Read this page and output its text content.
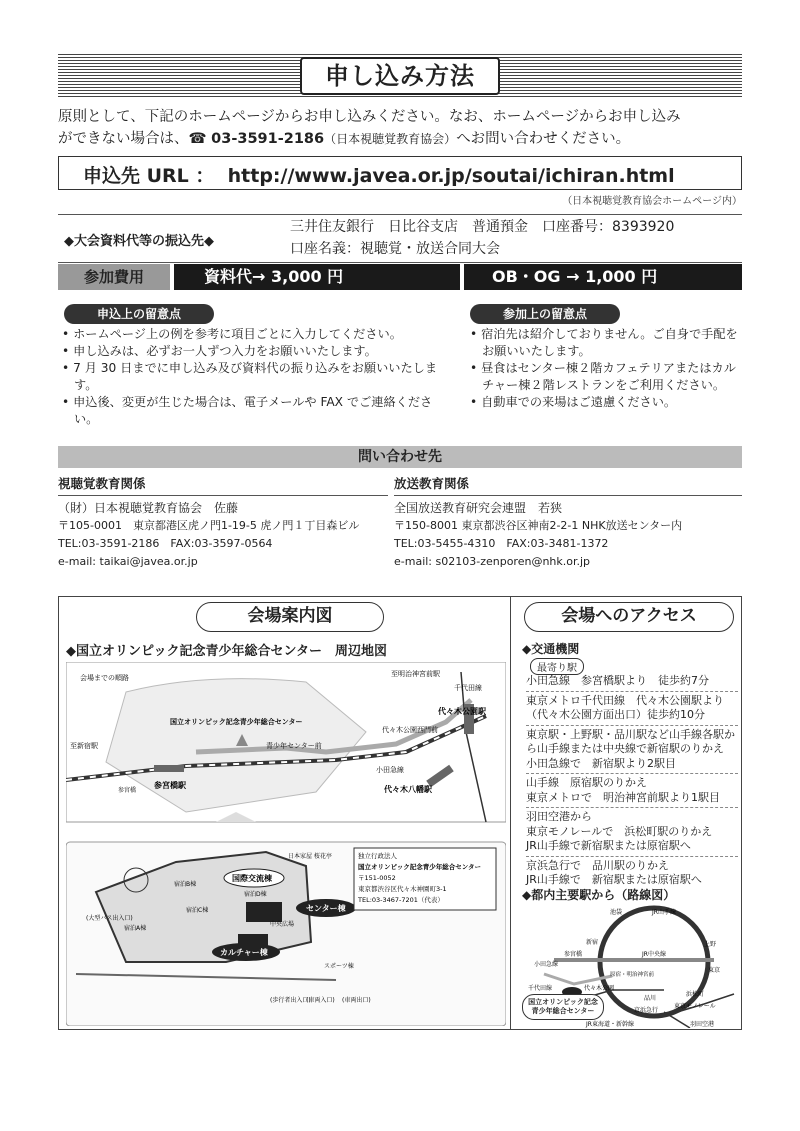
申し込み方法
原則として、下記のホームページからお申し込みください。なお、ホームページからお申し込み
ができない場合は、☎ 03-3591-2186（日本視聴覚教育協会）へお問い合わせください。
申込先 URL ： http://www.javea.or.jp/soutai/ichiran.html
（日本視聴覚教育協会ホームページ内）
◆大会資料代等の振込先◆
三井住友銀行　日比谷支店　普通預金　口座番号：8393920
口座名義：視聴覚・放送合同大会
参加費用	資料代→ 3,000 円	OB・OG → 1,000 円
申込上の留意点
• ホームページ上の例を参考に項目ごとに入力してください。
• 申し込みは、必ずお一人ずつ入力をお願いいたします。
• 7 月 30 日までに申し込み及び資料代の振り込みをお願いいたします。
• 申込後、変更が生じた場合は、電子メールや FAX でご連絡ください。
参加上の留意点
• 宿泊先は紹介しておりません。ご自身で手配をお願いいたします。
• 昼食はセンター棟２階カフェテリアまたはカルチャー棟２階レストランをご利用ください。
• 自動車での来場はご遠慮ください。
問い合わせ先
視聴覚教育関係
（財）日本視聴覚教育協会　佐藤
〒105-0001　東京都港区虎ノ門1-19-5 虎ノ門１丁目森ビル
TEL:03-3591-2186　FAX:03-3597-0564
e-mail: taikai@javea.or.jp
放送教育関係
全国放送教育研究会連盟　若狭
〒150-8001 東京都渋谷区神南2-2-1 NHK放送センター内
TEL:03-5455-4310　FAX:03-3481-1372
e-mail: s02103-zenporen@nhk.or.jp
会場案内図
◆国立オリンピック記念青少年総合センター　周辺地図
会場までの順路	至明治神宮前駅
千代田線
代々木公園駅
国立オリンピック記念青少年総合センター
青少年センター前
代々木公園西門前
至新宿駅
参宮橋駅
参宮橋
小田急線
代々木八幡駅
国際交流棟
センター棟
カルチャー棟
スポーツ棟
宿泊B棟
宿泊C棟
宿泊D棟
宿泊A棟
中央広場
(大型バス出入口)
(歩行者出入口)
(車両入口) (車両出口)
日本家屋 桜花亭	独立行政法人
国立オリンピック記念青少年総合センター
〒151-0052
東京都渋谷区代々木神園町3-1
TEL:03-3467-7201（代表）
会場へのアクセス
◆交通機関
最寄り駅
小田急線　参宮橋駅より　徒歩約7分
東京メトロ千代田線　代々木公園駅より
（代々木公園方面出口）徒歩約10分
東京駅・上野駅・品川駅など山手線各駅から山手線または中央線で新宿駅のりかえ
小田急線で　新宿駅より2駅目
山手線　原宿駅のりかえ
東京メトロで　明治神宮前駅より1駅目
羽田空港から
東京モノレールで　浜松町駅のりかえ
JR山手線で新宿駅または原宿駅へ
京浜急行で　品川駅のりかえ
JR山手線で　新宿駅または原宿駅へ
◆都内主要駅から（路線図）
池袋	JR山手線
新宿
JR中央線
上野
小田急線
参宮橋
代々木公園
千代田線
原宿・明治神宮前
東京
浜松町
東京モノレール
品川
京浜急行
羽田空港
JR東海道・新幹線
国立オリンピック記念青少年総合センター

■ ■ ■

Instruction
Quote the data above in full and without alteration; skip the pictures.

Exercise output
Read this page and output its text content.
申し込み方法
原則として、下記のホームページからお申し込みください。なお、ホームページからお申し込み
ができない場合は、☎ 03-3591-2186（日本視聴覚教育協会）へお問い合わせください。
申込先 URL ： http://www.javea.or.jp/soutai/ichiran.html
（日本視聴覚教育協会ホームページ内）
◆大会資料代等の振込先◆
三井住友銀行　日比谷支店　普通預金　口座番号：8393920
口座名義：視聴覚・放送合同大会
参加費用	資料代→ 3,000 円	OB・OG → 1,000 円
申込上の留意点
• ホームページ上の例を参考に項目ごとに入力してください。
• 申し込みは、必ずお一人ずつ入力をお願いいたします。
• 7 月 30 日までに申し込み及び資料代の振り込みをお願いいたします。
• 申込後、変更が生じた場合は、電子メールや FAX でご連絡ください。
参加上の留意点
• 宿泊先は紹介しておりません。ご自身で手配をお願いいたします。
• 昼食はセンター棟２階カフェテリアまたはカルチャー棟２階レストランをご利用ください。
• 自動車での来場はご遠慮ください。
問い合わせ先
視聴覚教育関係
（財）日本視聴覚教育協会　佐藤
〒105-0001　東京都港区虎ノ門1-19-5 虎ノ門１丁目森ビル
TEL:03-3591-2186　FAX:03-3597-0564
e-mail: taikai@javea.or.jp
放送教育関係
全国放送教育研究会連盟　若狭
〒150-8001 東京都渋谷区神南2-2-1 NHK放送センター内
TEL:03-5455-4310　FAX:03-3481-1372
e-mail: s02103-zenporen@nhk.or.jp
会場案内図
◆国立オリンピック記念青少年総合センター　周辺地図
会場までの順路	至明治神宮前駅
千代田線
代々木公園駅
国立オリンピック記念青少年総合センター
青少年センター前
代々木公園西門前
至新宿駅
参宮橋駅
参宮橋
小田急線
代々木八幡駅
国際交流棟
センター棟
カルチャー棟
スポーツ棟
宿泊B棟
宿泊C棟
宿泊D棟
宿泊A棟
中央広場
(大型バス出入口)
(歩行者出入口)
(車両入口) (車両出口)
日本家屋 桜花亭	独立行政法人
国立オリンピック記念青少年総合センター
〒151-0052
東京都渋谷区代々木神園町3-1
TEL:03-3467-7201（代表）
会場へのアクセス
◆交通機関
最寄り駅
小田急線　参宮橋駅より　徒歩約7分
東京メトロ千代田線　代々木公園駅より
（代々木公園方面出口）徒歩約10分
東京駅・上野駅・品川駅など山手線各駅から山手線または中央線で新宿駅のりかえ
小田急線で　新宿駅より2駅目
山手線　原宿駅のりかえ
東京メトロで　明治神宮前駅より1駅目
羽田空港から
東京モノレールで　浜松町駅のりかえ
JR山手線で新宿駅または原宿駅へ
京浜急行で　品川駅のりかえ
JR山手線で　新宿駅または原宿駅へ
◆都内主要駅から（路線図）
池袋	JR山手線
新宿
JR中央線
上野
小田急線
参宮橋
代々木公園
千代田線
原宿・明治神宮前
東京
浜松町
東京モノレール
品川
京浜急行
羽田空港
JR東海道・新幹線
国立オリンピック記念青少年総合センター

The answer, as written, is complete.